— BEGIN INPUT ROWS —

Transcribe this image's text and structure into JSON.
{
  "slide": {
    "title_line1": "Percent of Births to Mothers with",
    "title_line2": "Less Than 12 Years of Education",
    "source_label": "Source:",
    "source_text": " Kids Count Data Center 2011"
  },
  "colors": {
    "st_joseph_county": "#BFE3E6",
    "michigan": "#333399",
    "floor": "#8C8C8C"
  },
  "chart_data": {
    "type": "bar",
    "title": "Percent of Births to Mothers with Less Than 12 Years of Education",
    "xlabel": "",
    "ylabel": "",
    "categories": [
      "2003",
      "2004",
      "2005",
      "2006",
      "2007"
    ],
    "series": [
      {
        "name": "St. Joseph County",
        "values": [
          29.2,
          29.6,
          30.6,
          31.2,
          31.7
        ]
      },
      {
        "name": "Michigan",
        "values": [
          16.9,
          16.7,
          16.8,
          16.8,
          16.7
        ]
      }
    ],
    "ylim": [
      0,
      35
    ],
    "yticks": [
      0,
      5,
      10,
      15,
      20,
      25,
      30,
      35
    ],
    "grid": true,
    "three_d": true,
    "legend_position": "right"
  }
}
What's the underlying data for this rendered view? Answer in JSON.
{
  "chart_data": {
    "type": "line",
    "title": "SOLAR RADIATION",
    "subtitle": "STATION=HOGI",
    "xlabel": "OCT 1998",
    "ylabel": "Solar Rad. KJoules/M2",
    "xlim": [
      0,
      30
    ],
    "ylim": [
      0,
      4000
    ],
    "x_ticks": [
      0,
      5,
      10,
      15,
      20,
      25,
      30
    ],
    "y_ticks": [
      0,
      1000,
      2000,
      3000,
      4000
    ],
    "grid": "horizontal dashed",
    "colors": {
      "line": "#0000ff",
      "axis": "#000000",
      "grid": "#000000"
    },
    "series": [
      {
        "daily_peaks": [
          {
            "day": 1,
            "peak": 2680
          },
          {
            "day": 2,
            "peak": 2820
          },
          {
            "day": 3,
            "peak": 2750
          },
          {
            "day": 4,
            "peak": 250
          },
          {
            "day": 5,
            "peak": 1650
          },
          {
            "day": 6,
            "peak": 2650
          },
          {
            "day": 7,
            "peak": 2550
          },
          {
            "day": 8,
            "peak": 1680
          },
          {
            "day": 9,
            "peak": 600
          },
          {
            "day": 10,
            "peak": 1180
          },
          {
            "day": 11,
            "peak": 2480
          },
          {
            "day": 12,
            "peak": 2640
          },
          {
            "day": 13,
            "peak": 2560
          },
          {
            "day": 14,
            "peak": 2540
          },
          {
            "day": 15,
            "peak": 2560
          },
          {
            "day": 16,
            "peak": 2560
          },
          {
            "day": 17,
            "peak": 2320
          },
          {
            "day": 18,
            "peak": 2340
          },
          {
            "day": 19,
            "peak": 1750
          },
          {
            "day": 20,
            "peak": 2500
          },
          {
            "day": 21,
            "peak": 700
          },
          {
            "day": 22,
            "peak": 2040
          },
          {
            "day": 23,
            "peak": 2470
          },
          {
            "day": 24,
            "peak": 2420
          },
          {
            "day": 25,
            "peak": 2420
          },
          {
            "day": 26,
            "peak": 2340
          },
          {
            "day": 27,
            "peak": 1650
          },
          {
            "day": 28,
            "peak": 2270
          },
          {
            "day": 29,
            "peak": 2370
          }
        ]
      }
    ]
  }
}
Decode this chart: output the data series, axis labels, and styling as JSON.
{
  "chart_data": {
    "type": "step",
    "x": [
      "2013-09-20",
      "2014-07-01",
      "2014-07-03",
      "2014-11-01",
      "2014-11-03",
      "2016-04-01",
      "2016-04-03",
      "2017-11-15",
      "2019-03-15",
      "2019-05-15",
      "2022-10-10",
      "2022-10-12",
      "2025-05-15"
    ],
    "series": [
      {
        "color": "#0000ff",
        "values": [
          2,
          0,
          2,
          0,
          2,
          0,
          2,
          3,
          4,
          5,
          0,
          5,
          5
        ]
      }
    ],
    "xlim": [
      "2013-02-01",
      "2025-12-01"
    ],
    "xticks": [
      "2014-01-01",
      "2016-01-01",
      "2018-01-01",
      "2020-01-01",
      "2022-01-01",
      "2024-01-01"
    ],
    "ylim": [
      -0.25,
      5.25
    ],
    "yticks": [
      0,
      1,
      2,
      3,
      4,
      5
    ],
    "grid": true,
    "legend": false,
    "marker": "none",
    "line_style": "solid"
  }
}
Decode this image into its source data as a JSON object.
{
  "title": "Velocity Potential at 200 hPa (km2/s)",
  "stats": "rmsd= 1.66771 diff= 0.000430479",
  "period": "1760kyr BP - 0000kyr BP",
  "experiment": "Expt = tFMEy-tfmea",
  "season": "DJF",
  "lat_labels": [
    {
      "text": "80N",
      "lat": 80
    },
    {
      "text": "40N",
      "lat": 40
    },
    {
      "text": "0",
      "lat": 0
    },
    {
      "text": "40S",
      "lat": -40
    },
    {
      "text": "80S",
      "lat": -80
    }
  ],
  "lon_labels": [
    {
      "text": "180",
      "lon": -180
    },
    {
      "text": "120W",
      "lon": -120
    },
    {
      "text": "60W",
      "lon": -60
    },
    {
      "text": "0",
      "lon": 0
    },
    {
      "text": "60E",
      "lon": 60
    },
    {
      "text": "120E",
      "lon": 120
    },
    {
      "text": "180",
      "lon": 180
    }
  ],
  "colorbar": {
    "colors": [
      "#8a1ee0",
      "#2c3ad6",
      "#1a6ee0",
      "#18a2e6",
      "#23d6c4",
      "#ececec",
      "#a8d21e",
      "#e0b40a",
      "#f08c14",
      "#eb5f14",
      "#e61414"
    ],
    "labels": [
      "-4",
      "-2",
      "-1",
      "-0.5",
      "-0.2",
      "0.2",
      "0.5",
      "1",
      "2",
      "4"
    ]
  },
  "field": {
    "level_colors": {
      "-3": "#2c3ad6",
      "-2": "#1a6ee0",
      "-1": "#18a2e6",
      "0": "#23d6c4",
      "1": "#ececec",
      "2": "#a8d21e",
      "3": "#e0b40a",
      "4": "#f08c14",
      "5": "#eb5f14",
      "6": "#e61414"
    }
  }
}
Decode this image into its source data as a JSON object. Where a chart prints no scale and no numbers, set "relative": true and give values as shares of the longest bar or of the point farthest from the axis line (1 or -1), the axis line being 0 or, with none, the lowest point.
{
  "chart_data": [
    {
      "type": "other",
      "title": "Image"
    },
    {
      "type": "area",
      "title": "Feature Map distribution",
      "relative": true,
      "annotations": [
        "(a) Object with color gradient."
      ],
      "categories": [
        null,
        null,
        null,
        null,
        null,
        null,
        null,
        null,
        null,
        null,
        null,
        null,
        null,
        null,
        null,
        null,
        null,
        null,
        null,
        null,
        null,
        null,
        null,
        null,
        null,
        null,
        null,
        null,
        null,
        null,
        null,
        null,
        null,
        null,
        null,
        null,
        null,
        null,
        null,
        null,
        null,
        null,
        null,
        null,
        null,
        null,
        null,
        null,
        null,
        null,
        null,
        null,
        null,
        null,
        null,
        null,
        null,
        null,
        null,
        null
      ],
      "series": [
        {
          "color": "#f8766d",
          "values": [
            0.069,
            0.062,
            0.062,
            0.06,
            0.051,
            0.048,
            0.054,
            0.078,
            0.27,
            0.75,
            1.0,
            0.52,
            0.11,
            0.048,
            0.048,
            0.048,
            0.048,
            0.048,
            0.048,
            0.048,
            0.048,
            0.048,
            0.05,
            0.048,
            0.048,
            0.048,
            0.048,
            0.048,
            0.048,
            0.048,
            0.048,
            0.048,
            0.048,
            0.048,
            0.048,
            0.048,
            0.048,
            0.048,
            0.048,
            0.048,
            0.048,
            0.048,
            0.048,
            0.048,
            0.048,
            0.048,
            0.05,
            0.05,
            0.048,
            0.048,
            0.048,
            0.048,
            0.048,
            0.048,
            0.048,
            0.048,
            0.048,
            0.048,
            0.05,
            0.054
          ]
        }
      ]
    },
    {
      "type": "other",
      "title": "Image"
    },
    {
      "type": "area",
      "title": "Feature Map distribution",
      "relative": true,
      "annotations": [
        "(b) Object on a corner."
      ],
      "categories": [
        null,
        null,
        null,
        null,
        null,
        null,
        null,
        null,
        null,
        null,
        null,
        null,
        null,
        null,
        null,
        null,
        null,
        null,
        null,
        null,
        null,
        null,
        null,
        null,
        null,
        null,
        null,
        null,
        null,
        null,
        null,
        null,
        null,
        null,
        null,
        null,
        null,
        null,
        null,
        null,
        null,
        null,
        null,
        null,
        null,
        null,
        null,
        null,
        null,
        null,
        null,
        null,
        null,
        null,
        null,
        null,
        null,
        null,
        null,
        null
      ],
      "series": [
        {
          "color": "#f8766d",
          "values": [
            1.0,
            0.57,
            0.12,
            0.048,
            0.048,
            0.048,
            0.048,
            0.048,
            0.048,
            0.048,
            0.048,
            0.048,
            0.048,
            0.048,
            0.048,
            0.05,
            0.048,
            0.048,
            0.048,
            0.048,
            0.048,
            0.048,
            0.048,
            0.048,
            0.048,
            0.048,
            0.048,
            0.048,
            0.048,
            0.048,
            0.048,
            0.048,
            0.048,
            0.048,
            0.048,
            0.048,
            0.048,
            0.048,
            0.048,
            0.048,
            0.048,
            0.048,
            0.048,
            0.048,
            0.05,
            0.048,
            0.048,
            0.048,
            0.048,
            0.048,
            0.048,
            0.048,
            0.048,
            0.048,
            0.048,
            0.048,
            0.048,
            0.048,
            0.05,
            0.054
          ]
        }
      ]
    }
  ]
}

— END INPUT ROWS —

_THE TASK_
Copy out every line of the listing that includes the string "Mothers".

_COMPLETED EXERCISE_
    "title_line1": "Percent of Births to Mothers with",
    "title": "Percent of Births to Mothers with Less Than 12 Years of Education",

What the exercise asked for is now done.